==== RECORDS FOR THE TASK

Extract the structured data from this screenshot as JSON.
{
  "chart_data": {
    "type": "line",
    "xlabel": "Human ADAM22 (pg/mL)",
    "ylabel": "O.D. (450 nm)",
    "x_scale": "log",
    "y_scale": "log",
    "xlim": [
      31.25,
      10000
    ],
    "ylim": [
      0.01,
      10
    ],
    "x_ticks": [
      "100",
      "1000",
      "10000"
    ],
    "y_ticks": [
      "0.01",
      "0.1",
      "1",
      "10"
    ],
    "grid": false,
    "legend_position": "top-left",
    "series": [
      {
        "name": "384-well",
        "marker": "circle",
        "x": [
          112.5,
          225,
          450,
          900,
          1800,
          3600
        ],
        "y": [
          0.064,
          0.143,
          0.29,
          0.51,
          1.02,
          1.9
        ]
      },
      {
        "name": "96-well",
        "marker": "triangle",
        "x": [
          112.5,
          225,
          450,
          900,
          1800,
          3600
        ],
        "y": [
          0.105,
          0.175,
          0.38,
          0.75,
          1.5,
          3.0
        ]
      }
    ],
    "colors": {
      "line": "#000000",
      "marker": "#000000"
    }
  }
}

========

WHAT IS BEING ASKED:
Collect every line from the records above that contains the word "marker".

SOLUTION:
        "marker": "circle",
        "marker": "triangle",
      "marker": "#000000"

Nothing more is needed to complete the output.